GOAL OF THE EXERCISE:
Would you retype all of these records exactly?

Recorded data
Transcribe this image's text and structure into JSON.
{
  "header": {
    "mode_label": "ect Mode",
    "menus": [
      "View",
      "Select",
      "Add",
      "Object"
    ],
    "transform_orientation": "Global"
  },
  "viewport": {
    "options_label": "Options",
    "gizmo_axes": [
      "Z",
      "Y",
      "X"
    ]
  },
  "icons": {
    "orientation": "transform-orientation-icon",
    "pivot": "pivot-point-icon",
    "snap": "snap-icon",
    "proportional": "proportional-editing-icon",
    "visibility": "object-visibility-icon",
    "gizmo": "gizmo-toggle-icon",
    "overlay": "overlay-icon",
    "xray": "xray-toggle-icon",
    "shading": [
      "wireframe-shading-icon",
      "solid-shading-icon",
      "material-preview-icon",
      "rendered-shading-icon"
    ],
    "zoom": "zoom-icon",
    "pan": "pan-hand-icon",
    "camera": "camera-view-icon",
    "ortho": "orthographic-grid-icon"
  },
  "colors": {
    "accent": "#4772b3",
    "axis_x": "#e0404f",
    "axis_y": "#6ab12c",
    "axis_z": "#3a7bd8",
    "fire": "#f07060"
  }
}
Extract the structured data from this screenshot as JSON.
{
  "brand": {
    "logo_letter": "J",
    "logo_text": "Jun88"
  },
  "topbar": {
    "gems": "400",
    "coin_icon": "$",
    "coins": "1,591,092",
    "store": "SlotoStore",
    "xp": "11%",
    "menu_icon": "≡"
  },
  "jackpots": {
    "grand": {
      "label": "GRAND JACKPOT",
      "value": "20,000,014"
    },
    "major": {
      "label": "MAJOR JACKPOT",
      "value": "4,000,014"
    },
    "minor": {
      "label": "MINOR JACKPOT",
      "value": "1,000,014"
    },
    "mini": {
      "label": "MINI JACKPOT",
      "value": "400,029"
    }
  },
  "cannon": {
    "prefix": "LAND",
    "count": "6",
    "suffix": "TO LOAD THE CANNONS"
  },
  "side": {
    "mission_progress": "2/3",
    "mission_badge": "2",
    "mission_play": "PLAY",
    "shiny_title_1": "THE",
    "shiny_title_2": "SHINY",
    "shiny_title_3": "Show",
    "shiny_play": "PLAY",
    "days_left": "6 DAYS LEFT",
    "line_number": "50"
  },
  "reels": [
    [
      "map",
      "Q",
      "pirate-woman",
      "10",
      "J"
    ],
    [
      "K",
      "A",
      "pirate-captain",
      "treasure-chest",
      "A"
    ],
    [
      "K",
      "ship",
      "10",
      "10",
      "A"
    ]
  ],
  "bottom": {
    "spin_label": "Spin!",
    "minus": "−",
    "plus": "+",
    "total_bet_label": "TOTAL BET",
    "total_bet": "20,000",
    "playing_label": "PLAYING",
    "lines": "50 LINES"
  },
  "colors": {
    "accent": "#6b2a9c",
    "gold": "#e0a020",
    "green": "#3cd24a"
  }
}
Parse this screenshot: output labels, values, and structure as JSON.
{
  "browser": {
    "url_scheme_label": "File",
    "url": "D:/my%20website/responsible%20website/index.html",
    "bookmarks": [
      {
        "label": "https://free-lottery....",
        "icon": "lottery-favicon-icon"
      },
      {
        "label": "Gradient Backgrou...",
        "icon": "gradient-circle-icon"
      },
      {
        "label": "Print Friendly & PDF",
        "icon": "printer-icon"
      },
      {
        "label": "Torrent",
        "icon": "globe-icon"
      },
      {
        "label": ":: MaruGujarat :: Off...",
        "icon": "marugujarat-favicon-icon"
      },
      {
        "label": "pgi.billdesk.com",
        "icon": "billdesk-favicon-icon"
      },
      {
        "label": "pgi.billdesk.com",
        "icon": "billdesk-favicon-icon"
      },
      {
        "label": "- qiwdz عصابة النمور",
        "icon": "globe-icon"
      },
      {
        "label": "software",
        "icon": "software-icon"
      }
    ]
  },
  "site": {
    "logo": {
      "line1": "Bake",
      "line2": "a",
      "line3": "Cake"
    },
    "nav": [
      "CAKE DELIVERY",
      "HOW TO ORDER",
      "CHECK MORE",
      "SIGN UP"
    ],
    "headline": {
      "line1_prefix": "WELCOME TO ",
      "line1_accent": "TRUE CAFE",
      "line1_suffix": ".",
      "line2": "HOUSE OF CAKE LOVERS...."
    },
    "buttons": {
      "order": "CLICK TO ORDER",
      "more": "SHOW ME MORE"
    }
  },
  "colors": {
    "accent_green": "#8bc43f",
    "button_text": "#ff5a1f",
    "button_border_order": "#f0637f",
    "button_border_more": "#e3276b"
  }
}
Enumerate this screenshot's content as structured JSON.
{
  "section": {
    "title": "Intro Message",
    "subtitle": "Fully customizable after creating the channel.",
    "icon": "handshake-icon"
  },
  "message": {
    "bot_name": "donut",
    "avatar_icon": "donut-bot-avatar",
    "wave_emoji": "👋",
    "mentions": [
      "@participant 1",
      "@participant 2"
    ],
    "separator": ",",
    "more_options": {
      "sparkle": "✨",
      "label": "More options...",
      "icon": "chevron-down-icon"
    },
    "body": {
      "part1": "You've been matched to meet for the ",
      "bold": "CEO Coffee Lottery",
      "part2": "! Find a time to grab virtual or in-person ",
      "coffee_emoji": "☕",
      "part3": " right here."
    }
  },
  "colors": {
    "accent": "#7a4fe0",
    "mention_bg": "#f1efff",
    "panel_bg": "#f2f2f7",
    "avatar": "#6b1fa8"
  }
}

THE RESPONSE:
Transcribe this image's text and structure into JSON.
{
  "header": {
    "mode_label": "ect Mode",
    "menus": [
      "View",
      "Select",
      "Add",
      "Object"
    ],
    "transform_orientation": "Global"
  },
  "viewport": {
    "options_label": "Options",
    "gizmo_axes": [
      "Z",
      "Y",
      "X"
    ]
  },
  "icons": {
    "orientation": "transform-orientation-icon",
    "pivot": "pivot-point-icon",
    "snap": "snap-icon",
    "proportional": "proportional-editing-icon",
    "visibility": "object-visibility-icon",
    "gizmo": "gizmo-toggle-icon",
    "overlay": "overlay-icon",
    "xray": "xray-toggle-icon",
    "shading": [
      "wireframe-shading-icon",
      "solid-shading-icon",
      "material-preview-icon",
      "rendered-shading-icon"
    ],
    "zoom": "zoom-icon",
    "pan": "pan-hand-icon",
    "camera": "camera-view-icon",
    "ortho": "orthographic-grid-icon"
  },
  "colors": {
    "accent": "#4772b3",
    "axis_x": "#e0404f",
    "axis_y": "#6ab12c",
    "axis_z": "#3a7bd8",
    "fire": "#f07060"
  }
}
Extract the structured data from this screenshot as JSON.
{
  "brand": {
    "logo_letter": "J",
    "logo_text": "Jun88"
  },
  "topbar": {
    "gems": "400",
    "coin_icon": "$",
    "coins": "1,591,092",
    "store": "SlotoStore",
    "xp": "11%",
    "menu_icon": "≡"
  },
  "jackpots": {
    "grand": {
      "label": "GRAND JACKPOT",
      "value": "20,000,014"
    },
    "major": {
      "label": "MAJOR JACKPOT",
      "value": "4,000,014"
    },
    "minor": {
      "label": "MINOR JACKPOT",
      "value": "1,000,014"
    },
    "mini": {
      "label": "MINI JACKPOT",
      "value": "400,029"
    }
  },
  "cannon": {
    "prefix": "LAND",
    "count": "6",
    "suffix": "TO LOAD THE CANNONS"
  },
  "side": {
    "mission_progress": "2/3",
    "mission_badge": "2",
    "mission_play": "PLAY",
    "shiny_title_1": "THE",
    "shiny_title_2": "SHINY",
    "shiny_title_3": "Show",
    "shiny_play": "PLAY",
    "days_left": "6 DAYS LEFT",
    "line_number": "50"
  },
  "reels": [
    [
      "map",
      "Q",
      "pirate-woman",
      "10",
      "J"
    ],
    [
      "K",
      "A",
      "pirate-captain",
      "treasure-chest",
      "A"
    ],
    [
      "K",
      "ship",
      "10",
      "10",
      "A"
    ]
  ],
  "bottom": {
    "spin_label": "Spin!",
    "minus": "−",
    "plus": "+",
    "total_bet_label": "TOTAL BET",
    "total_bet": "20,000",
    "playing_label": "PLAYING",
    "lines": "50 LINES"
  },
  "colors": {
    "accent": "#6b2a9c",
    "gold": "#e0a020",
    "green": "#3cd24a"
  }
}
Parse this screenshot: output labels, values, and structure as JSON.
{
  "browser": {
    "url_scheme_label": "File",
    "url": "D:/my%20website/responsible%20website/index.html",
    "bookmarks": [
      {
        "label": "https://free-lottery....",
        "icon": "lottery-favicon-icon"
      },
      {
        "label": "Gradient Backgrou...",
        "icon": "gradient-circle-icon"
      },
      {
        "label": "Print Friendly & PDF",
        "icon": "printer-icon"
      },
      {
        "label": "Torrent",
        "icon": "globe-icon"
      },
      {
        "label": ":: MaruGujarat :: Off...",
        "icon": "marugujarat-favicon-icon"
      },
      {
        "label": "pgi.billdesk.com",
        "icon": "billdesk-favicon-icon"
      },
      {
        "label": "pgi.billdesk.com",
        "icon": "billdesk-favicon-icon"
      },
      {
        "label": "- qiwdz عصابة النمور",
        "icon": "globe-icon"
      },
      {
        "label": "software",
        "icon": "software-icon"
      }
    ]
  },
  "site": {
    "logo": {
      "line1": "Bake",
      "line2": "a",
      "line3": "Cake"
    },
    "nav": [
      "CAKE DELIVERY",
      "HOW TO ORDER",
      "CHECK MORE",
      "SIGN UP"
    ],
    "headline": {
      "line1_prefix": "WELCOME TO ",
      "line1_accent": "TRUE CAFE",
      "line1_suffix": ".",
      "line2": "HOUSE OF CAKE LOVERS...."
    },
    "buttons": {
      "order": "CLICK TO ORDER",
      "more": "SHOW ME MORE"
    }
  },
  "colors": {
    "accent_green": "#8bc43f",
    "button_text": "#ff5a1f",
    "button_border_order": "#f0637f",
    "button_border_more": "#e3276b"
  }
}
Enumerate this screenshot's content as structured JSON.
{
  "section": {
    "title": "Intro Message",
    "subtitle": "Fully customizable after creating the channel.",
    "icon": "handshake-icon"
  },
  "message": {
    "bot_name": "donut",
    "avatar_icon": "donut-bot-avatar",
    "wave_emoji": "👋",
    "mentions": [
      "@participant 1",
      "@participant 2"
    ],
    "separator": ",",
    "more_options": {
      "sparkle": "✨",
      "label": "More options...",
      "icon": "chevron-down-icon"
    },
    "body": {
      "part1": "You've been matched to meet for the ",
      "bold": "CEO Coffee Lottery",
      "part2": "! Find a time to grab virtual or in-person ",
      "coffee_emoji": "☕",
      "part3": " right here."
    }
  },
  "colors": {
    "accent": "#7a4fe0",
    "mention_bg": "#f1efff",
    "panel_bg": "#f2f2f7",
    "avatar": "#6b1fa8"
  }
}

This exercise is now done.